■ Goal of the exercise:
Convert the lines below, starting at the first line and ending at the line that contains "bar-front [163, 249, 183, 337]", into a numbered list, omitting any blank lines.

[Items stored from a collection]
============

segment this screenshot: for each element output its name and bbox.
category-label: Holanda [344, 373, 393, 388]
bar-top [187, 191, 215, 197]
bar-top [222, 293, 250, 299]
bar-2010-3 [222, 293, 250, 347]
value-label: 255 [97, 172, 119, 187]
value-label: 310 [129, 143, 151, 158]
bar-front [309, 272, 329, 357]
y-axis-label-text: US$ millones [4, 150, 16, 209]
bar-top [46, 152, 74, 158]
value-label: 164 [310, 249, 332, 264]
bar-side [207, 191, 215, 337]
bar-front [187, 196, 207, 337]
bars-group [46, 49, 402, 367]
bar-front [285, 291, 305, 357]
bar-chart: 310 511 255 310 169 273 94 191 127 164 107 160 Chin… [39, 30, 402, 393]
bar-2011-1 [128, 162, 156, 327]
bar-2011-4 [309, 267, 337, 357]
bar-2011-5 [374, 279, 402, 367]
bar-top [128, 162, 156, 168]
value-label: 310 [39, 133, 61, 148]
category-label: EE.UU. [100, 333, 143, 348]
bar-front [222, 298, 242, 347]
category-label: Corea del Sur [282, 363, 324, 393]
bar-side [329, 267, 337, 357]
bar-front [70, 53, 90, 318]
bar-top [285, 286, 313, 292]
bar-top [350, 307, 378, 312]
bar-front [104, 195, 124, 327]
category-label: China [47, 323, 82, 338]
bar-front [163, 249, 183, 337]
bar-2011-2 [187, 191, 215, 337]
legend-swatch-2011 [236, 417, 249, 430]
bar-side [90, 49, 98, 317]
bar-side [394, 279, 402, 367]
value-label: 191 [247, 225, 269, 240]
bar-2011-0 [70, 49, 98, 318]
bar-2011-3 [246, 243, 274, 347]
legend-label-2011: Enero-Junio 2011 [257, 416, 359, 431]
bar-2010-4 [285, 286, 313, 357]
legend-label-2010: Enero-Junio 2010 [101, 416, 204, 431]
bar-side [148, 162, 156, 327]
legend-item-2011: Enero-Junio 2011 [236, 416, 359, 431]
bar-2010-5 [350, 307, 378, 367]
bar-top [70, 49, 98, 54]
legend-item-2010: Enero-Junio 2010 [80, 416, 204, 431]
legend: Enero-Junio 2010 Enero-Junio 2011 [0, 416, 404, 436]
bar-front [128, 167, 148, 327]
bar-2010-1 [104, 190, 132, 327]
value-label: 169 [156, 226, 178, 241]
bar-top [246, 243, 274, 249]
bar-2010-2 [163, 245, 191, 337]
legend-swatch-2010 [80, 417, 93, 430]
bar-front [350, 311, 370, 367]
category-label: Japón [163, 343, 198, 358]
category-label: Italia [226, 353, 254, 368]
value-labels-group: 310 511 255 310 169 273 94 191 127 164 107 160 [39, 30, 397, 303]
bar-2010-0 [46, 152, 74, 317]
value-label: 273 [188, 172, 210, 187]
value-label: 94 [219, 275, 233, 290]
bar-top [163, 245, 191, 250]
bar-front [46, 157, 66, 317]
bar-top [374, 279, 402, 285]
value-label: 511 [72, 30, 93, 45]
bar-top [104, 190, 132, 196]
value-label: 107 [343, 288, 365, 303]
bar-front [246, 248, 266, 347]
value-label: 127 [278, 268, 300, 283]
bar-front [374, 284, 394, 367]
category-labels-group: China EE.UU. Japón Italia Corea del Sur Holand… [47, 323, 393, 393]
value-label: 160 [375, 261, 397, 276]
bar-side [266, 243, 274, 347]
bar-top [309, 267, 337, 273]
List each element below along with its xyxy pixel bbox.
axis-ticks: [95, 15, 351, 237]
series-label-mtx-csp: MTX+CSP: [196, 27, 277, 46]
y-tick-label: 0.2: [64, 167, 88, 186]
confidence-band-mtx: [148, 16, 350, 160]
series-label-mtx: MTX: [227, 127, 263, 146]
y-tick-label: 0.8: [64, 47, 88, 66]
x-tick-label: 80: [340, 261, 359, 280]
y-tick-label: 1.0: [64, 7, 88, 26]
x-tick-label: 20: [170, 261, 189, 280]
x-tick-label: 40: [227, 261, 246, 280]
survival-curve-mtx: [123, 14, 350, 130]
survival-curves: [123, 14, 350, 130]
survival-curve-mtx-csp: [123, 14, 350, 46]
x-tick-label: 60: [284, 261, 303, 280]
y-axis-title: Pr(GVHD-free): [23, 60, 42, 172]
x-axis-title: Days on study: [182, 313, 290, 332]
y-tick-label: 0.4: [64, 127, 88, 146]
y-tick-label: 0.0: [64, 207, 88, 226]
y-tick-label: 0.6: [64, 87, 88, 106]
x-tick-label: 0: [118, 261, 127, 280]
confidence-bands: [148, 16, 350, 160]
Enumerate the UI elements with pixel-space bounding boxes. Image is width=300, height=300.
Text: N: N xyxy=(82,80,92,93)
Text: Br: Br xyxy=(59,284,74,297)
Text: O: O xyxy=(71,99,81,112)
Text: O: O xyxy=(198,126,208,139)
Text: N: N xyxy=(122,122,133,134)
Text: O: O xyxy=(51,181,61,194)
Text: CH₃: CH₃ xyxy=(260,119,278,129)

============

■ Response for this exercise:
1. segment this screenshot: for each element output its name and bbox.
2. category-label: Holanda [344, 373, 393, 388]
3. bar-top [187, 191, 215, 197]
4. bar-top [222, 293, 250, 299]
5. bar-2010-3 [222, 293, 250, 347]
6. value-label: 255 [97, 172, 119, 187]
7. value-label: 310 [129, 143, 151, 158]
8. bar-front [309, 272, 329, 357]
9. y-axis-label-text: US$ millones [4, 150, 16, 209]
10. bar-top [46, 152, 74, 158]
11. value-label: 164 [310, 249, 332, 264]
12. bar-side [207, 191, 215, 337]
13. bar-front [187, 196, 207, 337]
14. bars-group [46, 49, 402, 367]
15. bar-front [285, 291, 305, 357]
16. bar-chart: 310 511 255 310 169 273 94 191 127 164 107 160 Chin… [39, 30, 402, 393]
17. bar-2011-1 [128, 162, 156, 327]
18. bar-2011-4 [309, 267, 337, 357]
19. bar-2011-5 [374, 279, 402, 367]
20. bar-top [128, 162, 156, 168]
21. value-label: 310 [39, 133, 61, 148]
22. category-label: EE.UU. [100, 333, 143, 348]
23. bar-front [222, 298, 242, 347]
24. category-label: Corea del Sur [282, 363, 324, 393]
25. bar-side [329, 267, 337, 357]
26. bar-front [70, 53, 90, 318]
27. bar-top [285, 286, 313, 292]
28. bar-top [350, 307, 378, 312]
29. bar-front [104, 195, 124, 327]
30. category-label: China [47, 323, 82, 338]
31. bar-front [163, 249, 183, 337]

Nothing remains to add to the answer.